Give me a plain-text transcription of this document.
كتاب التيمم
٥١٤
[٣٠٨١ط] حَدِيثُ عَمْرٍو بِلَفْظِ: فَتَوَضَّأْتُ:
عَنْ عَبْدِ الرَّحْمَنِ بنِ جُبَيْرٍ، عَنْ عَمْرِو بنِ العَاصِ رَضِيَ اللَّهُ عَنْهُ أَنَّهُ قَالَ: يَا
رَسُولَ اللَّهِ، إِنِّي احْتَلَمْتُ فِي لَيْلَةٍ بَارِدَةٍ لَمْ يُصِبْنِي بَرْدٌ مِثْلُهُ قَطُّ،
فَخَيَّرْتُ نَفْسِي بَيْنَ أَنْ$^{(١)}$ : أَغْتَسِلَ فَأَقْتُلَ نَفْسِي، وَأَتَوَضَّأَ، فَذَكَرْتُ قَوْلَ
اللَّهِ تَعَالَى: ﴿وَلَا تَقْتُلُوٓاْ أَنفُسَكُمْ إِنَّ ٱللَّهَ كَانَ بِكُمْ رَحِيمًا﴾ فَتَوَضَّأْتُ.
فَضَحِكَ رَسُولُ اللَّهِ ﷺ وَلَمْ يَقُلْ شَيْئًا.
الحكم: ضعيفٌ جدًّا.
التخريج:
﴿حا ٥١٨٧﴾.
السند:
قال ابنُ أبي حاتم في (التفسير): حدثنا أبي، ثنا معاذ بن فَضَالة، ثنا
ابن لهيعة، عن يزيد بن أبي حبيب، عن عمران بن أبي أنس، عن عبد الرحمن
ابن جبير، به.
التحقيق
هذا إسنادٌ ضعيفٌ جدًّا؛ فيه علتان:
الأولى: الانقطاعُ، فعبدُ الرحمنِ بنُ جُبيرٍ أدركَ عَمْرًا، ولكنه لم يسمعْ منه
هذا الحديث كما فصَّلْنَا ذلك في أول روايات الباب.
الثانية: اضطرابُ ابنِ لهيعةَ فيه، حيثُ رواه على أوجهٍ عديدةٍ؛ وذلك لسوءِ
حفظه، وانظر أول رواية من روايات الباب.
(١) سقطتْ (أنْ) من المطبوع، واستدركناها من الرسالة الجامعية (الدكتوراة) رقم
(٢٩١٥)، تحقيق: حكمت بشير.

□ □ □ □

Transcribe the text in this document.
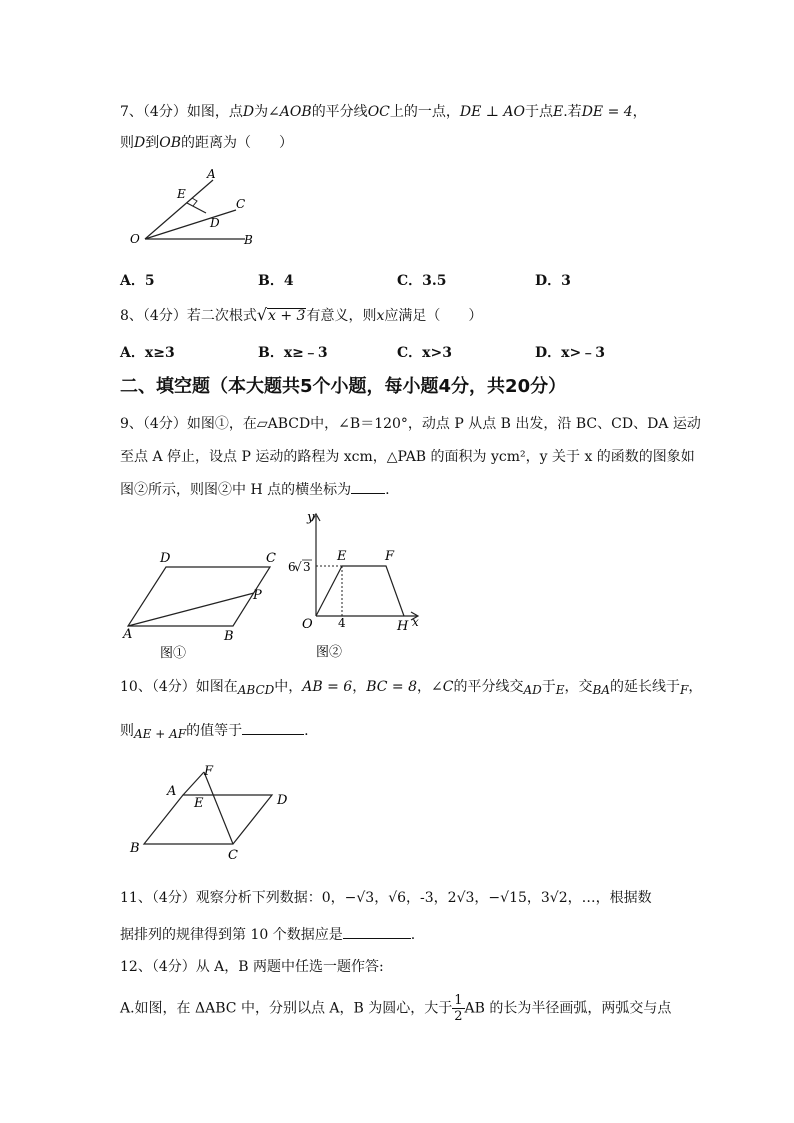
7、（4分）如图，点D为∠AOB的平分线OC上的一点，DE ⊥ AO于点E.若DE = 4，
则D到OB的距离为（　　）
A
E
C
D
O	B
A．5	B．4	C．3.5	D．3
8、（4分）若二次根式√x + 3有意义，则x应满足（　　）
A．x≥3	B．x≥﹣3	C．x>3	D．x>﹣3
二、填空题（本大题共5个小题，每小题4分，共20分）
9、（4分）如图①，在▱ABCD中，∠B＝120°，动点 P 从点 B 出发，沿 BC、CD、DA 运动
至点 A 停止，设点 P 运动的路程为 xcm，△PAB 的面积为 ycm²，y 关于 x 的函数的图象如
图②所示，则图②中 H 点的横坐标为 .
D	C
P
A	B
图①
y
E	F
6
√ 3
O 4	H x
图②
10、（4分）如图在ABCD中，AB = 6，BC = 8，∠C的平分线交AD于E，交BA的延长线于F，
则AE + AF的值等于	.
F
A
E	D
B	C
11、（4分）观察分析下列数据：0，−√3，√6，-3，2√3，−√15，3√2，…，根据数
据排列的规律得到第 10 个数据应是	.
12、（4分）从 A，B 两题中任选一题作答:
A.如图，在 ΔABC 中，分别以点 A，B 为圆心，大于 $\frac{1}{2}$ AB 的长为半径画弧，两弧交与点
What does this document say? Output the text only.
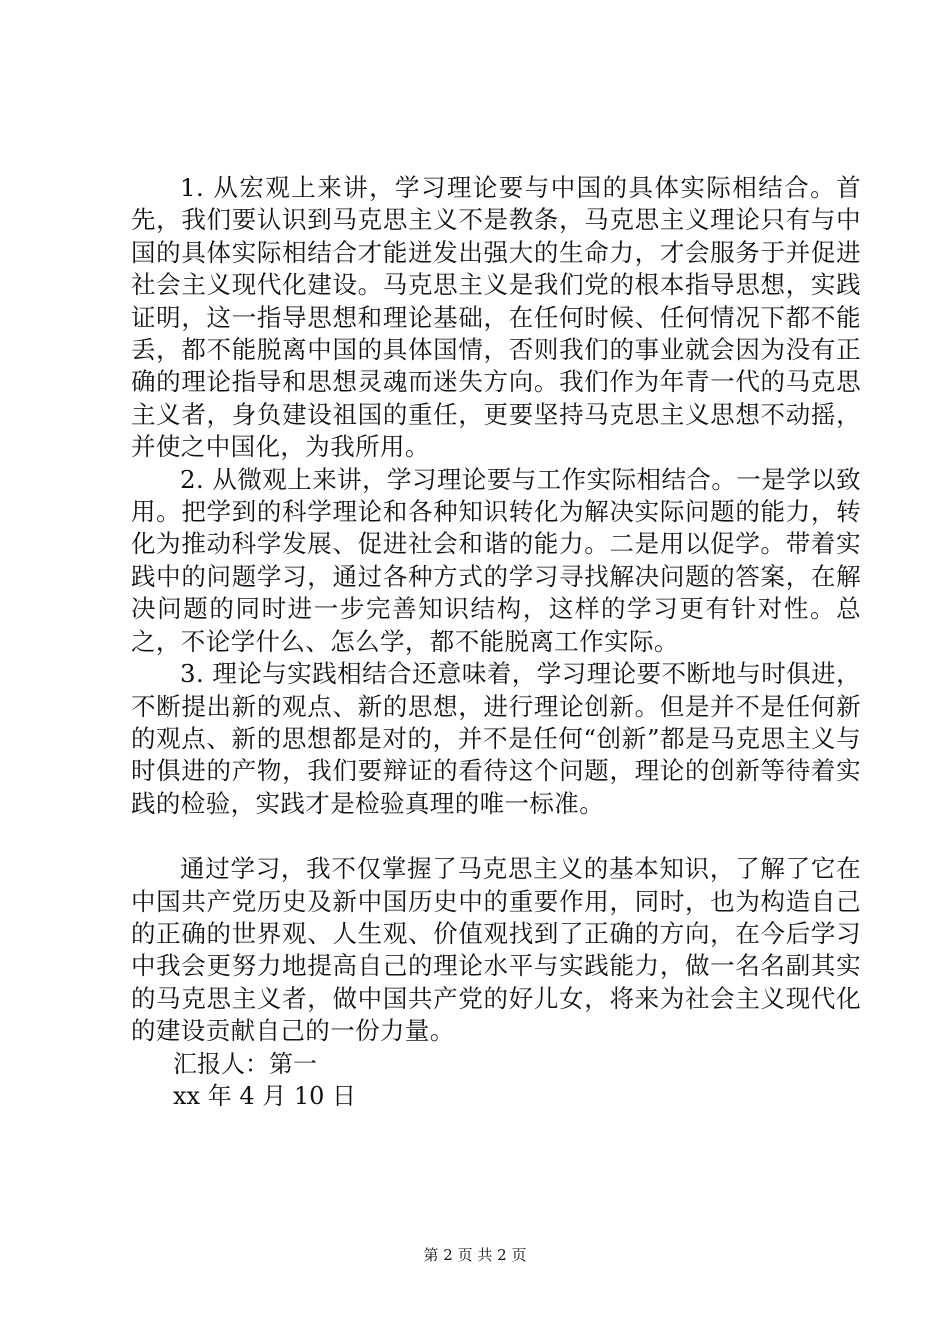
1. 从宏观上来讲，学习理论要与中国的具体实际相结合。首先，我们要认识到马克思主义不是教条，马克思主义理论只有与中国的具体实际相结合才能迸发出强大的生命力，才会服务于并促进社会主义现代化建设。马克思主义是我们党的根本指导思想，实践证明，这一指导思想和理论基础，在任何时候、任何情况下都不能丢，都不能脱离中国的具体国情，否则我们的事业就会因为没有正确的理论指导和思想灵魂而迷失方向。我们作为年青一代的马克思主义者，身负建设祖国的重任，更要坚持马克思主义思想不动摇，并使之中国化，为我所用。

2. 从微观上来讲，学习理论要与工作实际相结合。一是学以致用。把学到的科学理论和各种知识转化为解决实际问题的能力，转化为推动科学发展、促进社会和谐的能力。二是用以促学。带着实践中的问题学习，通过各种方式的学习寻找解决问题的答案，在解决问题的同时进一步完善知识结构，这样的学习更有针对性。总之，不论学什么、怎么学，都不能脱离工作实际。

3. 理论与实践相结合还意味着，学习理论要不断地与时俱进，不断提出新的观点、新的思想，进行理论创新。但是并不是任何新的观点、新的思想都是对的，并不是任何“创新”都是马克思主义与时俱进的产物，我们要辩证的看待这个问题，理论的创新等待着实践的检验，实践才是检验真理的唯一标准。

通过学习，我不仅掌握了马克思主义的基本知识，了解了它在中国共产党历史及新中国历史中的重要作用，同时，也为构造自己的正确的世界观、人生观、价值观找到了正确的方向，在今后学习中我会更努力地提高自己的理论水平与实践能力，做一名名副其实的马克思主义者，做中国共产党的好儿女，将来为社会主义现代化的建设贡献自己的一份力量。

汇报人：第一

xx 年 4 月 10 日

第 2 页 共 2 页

□ □ □ □

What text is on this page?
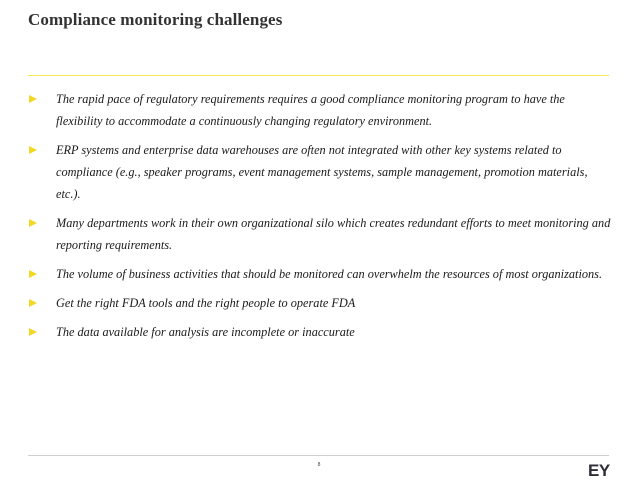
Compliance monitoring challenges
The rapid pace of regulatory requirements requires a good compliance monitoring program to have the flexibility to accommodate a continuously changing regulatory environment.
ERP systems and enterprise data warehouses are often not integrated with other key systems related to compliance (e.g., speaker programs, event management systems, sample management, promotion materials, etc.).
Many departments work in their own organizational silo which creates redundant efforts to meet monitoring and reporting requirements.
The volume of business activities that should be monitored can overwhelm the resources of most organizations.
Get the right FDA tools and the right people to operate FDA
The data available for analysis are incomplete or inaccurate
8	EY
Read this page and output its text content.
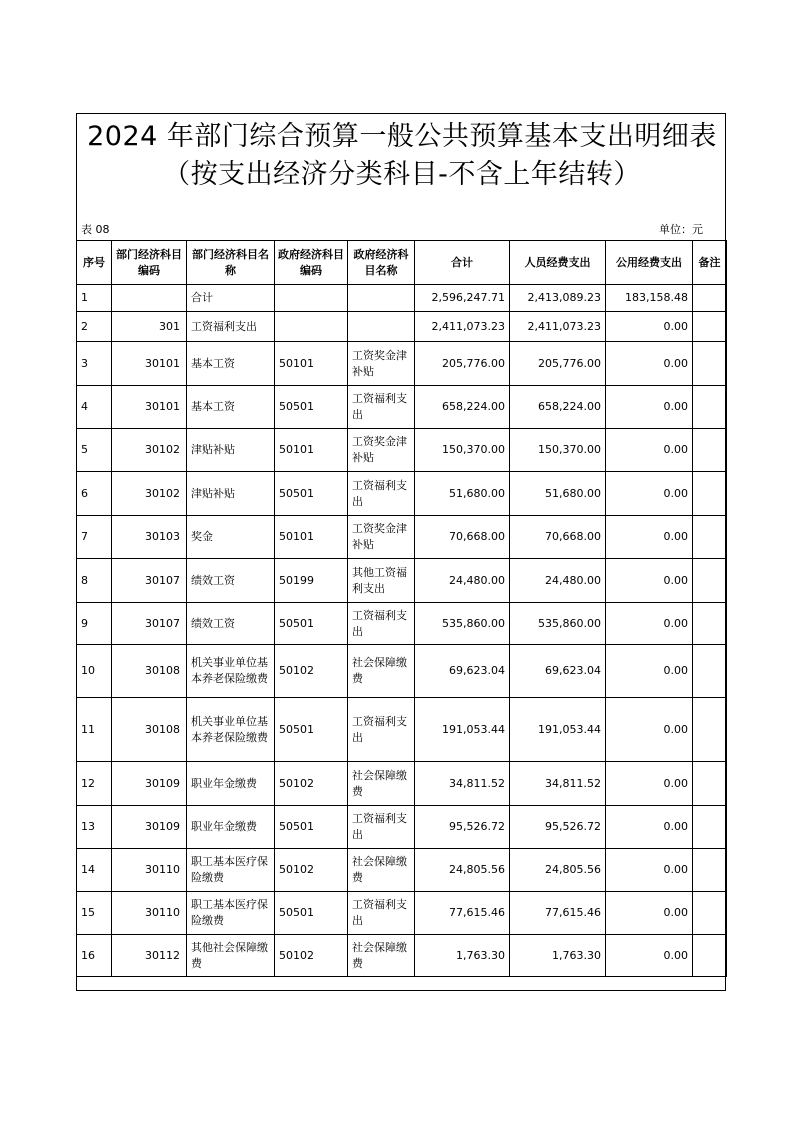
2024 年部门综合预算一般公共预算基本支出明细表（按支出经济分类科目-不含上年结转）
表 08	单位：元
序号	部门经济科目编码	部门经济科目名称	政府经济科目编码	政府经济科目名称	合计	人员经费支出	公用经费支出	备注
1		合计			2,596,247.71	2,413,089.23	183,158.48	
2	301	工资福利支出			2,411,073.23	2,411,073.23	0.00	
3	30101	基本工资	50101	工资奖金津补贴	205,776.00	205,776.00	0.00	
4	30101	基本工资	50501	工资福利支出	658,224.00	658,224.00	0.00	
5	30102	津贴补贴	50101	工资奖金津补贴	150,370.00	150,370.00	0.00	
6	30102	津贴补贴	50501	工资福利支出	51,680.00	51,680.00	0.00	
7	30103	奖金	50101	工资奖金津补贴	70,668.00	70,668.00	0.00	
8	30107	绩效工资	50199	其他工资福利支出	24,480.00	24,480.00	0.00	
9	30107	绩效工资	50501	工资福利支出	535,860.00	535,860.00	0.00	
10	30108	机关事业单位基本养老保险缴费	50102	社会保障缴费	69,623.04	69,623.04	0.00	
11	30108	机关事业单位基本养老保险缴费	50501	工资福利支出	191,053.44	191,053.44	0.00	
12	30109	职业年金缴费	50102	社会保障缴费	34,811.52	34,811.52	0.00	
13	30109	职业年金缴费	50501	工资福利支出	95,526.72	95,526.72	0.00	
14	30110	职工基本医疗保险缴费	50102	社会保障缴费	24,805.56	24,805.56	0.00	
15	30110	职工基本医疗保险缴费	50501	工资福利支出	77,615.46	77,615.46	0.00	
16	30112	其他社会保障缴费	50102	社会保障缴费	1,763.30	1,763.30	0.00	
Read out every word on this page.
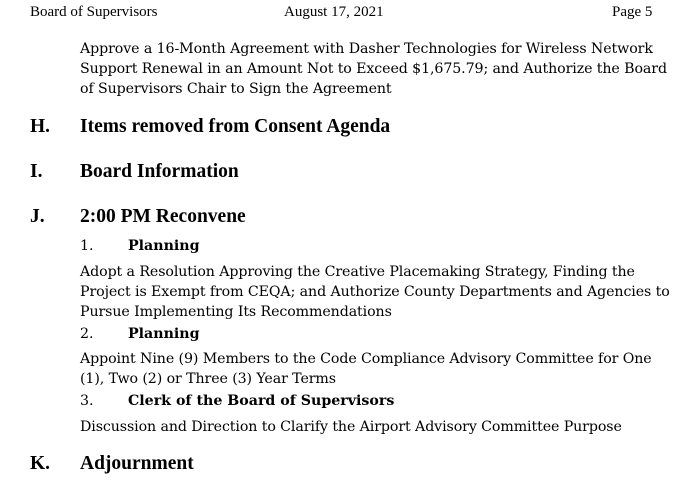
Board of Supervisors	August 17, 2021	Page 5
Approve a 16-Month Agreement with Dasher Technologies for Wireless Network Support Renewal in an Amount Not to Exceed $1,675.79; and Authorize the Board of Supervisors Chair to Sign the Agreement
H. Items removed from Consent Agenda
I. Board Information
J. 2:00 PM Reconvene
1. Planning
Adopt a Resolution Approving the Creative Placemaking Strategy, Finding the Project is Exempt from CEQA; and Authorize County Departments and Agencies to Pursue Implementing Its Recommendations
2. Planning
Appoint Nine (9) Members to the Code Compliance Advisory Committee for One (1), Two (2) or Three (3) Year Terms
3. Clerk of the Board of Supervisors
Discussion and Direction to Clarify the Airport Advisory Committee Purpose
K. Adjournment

□ □ □ □

- _GIVEN REQUEST_
Report each line of the material above where the word "with" appears.

- _EXERCISE OUTPUT_
ERP systems and enterprise data warehouses are often not integrated with other key systems related to compliance (e.g., speaker programs, event management systems, sample management, promotion materials, etc.).
Approve a 16-Month Agreement with Dasher Technologies for Wireless Network Support Renewal in an Amount Not to Exceed $1,675.79; and Authorize the Board of Supervisors Chair to Sign the Agreement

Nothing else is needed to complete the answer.